= Prompt =
In the records below, find each line containing the word "County" and copy it.

═════ Dataset rows

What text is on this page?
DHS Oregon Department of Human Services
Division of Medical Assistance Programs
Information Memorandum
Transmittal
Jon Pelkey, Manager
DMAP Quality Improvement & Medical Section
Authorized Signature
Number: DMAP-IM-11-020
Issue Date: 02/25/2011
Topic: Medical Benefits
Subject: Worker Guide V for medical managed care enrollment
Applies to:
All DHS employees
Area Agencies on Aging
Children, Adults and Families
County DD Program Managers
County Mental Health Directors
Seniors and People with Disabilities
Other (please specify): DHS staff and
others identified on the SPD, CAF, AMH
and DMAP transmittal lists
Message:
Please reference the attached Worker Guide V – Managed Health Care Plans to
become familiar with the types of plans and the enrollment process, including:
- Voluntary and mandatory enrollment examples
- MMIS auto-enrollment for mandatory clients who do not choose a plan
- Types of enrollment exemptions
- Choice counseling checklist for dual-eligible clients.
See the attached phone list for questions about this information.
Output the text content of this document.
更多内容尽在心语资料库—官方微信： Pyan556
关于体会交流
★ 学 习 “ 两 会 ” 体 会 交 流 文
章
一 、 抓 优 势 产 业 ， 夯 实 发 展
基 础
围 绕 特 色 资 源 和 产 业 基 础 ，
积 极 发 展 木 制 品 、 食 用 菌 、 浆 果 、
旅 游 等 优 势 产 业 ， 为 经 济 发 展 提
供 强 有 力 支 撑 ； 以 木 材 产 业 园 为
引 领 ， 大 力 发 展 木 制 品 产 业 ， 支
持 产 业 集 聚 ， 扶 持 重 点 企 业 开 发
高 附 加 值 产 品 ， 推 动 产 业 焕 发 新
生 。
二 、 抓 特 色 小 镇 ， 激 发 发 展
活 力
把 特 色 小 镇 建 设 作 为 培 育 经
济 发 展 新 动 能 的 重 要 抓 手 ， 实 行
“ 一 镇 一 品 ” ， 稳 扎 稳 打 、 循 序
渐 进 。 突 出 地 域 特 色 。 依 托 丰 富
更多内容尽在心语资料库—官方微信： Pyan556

══════════

= Result of the task =
County DD Program Managers
County Mental Health Directors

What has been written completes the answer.